— YOUR TASK —
Within the listing below, locate all lines containing the word "content". Copy each one.

[Start EXERCISE INPUT]

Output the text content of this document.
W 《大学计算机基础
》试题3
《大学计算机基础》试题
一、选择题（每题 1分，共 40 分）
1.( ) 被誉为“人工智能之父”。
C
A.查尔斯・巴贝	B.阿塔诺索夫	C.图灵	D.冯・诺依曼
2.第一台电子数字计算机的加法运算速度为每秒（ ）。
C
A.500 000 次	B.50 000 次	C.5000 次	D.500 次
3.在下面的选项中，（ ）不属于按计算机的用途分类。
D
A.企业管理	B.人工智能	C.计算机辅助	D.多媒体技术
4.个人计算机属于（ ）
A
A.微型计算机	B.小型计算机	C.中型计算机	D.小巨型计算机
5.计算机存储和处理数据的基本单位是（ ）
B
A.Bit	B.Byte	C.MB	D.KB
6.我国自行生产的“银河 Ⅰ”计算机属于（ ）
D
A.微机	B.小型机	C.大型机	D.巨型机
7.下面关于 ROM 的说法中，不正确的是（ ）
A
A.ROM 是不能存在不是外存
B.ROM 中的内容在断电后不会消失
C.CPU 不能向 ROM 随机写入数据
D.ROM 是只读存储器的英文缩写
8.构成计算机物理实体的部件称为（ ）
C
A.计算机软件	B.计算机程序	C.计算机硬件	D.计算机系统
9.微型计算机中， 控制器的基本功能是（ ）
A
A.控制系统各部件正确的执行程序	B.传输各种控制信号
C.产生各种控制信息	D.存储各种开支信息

[End EXERCISE INPUT]
[Start EXERCISE INPUT]

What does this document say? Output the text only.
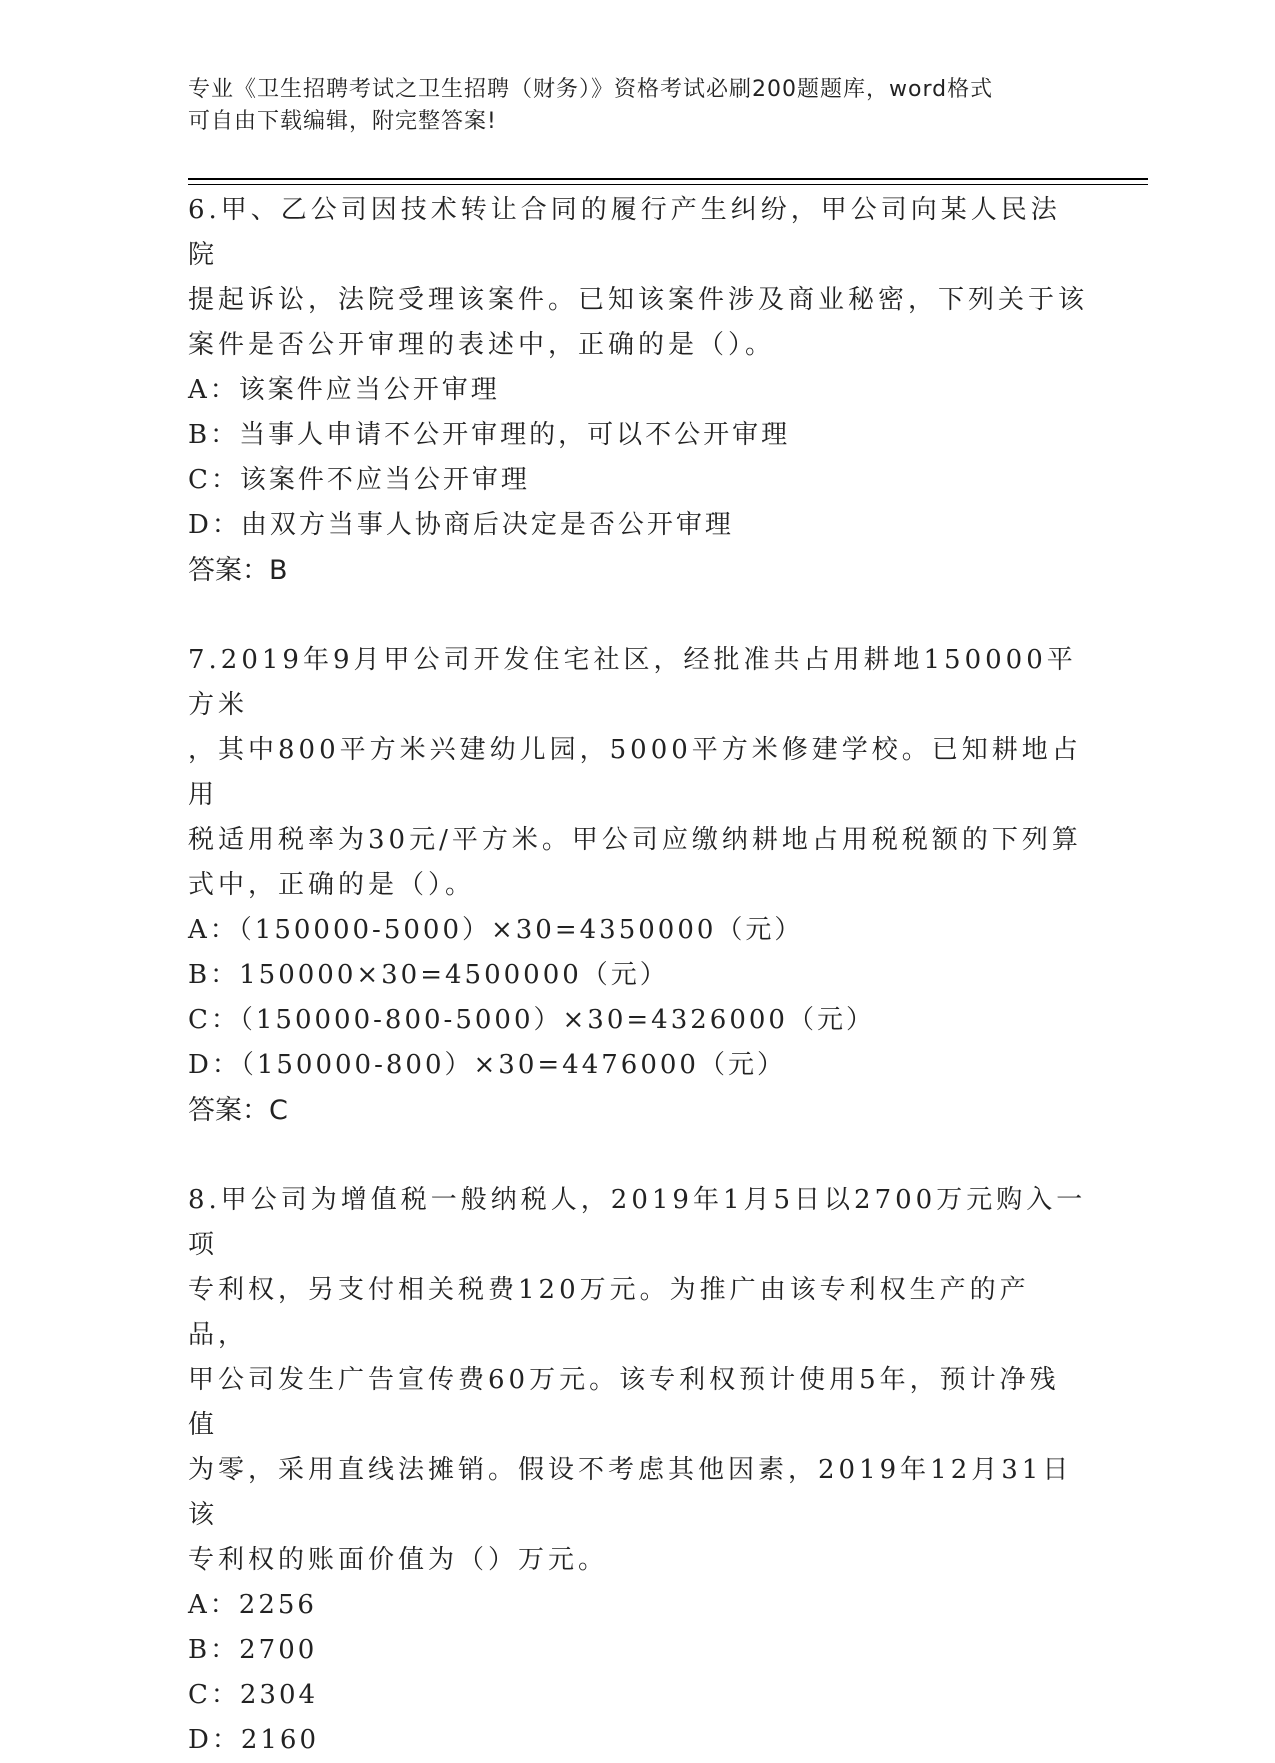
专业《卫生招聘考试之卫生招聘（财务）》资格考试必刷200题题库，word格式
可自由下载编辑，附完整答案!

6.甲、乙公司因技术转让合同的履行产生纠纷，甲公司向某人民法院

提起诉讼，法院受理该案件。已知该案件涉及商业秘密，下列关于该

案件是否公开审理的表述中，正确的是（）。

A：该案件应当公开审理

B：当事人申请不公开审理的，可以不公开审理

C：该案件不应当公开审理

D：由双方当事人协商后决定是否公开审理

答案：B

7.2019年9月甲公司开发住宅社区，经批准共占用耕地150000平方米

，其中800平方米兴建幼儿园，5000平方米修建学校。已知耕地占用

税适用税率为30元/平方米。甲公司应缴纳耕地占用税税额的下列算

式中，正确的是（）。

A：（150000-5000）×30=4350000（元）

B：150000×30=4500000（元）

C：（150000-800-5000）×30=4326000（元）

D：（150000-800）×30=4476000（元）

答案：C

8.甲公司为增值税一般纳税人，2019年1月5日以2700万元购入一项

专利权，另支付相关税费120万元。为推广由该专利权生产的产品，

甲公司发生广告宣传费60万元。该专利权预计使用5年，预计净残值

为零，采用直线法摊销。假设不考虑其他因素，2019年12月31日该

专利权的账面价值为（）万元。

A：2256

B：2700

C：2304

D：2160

[End EXERCISE INPUT]
[Start EXERCISE INPUT]

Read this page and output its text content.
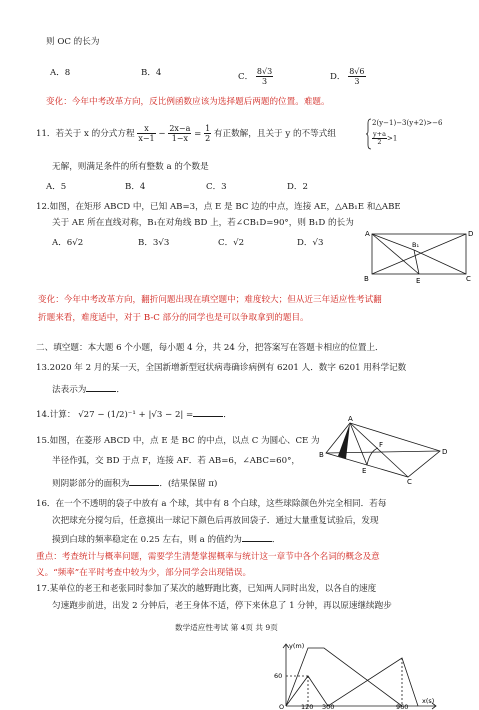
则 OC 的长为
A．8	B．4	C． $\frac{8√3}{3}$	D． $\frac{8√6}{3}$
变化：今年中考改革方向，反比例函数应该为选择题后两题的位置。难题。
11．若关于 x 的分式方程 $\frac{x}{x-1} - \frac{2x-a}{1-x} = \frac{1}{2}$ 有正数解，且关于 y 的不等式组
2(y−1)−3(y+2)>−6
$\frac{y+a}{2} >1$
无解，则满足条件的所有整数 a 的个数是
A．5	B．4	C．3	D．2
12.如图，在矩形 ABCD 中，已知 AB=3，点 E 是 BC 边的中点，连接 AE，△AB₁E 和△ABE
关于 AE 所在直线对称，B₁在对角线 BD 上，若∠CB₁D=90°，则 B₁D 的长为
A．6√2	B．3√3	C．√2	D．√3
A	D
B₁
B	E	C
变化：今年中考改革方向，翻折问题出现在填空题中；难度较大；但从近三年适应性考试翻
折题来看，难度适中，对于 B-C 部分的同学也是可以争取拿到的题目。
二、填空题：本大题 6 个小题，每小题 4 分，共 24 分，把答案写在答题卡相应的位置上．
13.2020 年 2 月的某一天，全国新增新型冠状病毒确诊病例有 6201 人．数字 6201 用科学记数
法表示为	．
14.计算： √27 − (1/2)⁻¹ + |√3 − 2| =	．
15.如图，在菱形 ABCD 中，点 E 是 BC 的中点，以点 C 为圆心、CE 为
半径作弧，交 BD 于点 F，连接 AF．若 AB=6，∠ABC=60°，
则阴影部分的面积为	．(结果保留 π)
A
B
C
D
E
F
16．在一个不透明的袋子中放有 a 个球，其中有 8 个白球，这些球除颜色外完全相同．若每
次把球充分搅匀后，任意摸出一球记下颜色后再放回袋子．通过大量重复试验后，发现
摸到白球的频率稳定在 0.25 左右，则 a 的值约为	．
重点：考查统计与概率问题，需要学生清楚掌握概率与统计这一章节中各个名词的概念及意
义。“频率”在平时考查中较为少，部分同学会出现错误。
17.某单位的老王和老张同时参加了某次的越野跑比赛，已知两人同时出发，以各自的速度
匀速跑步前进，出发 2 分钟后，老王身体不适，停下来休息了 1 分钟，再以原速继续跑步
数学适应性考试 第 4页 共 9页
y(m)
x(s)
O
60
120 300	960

[End EXERCISE INPUT]

— RESULT OF THIS TASK —
Output the text content of this document.
Read this page and output its text content.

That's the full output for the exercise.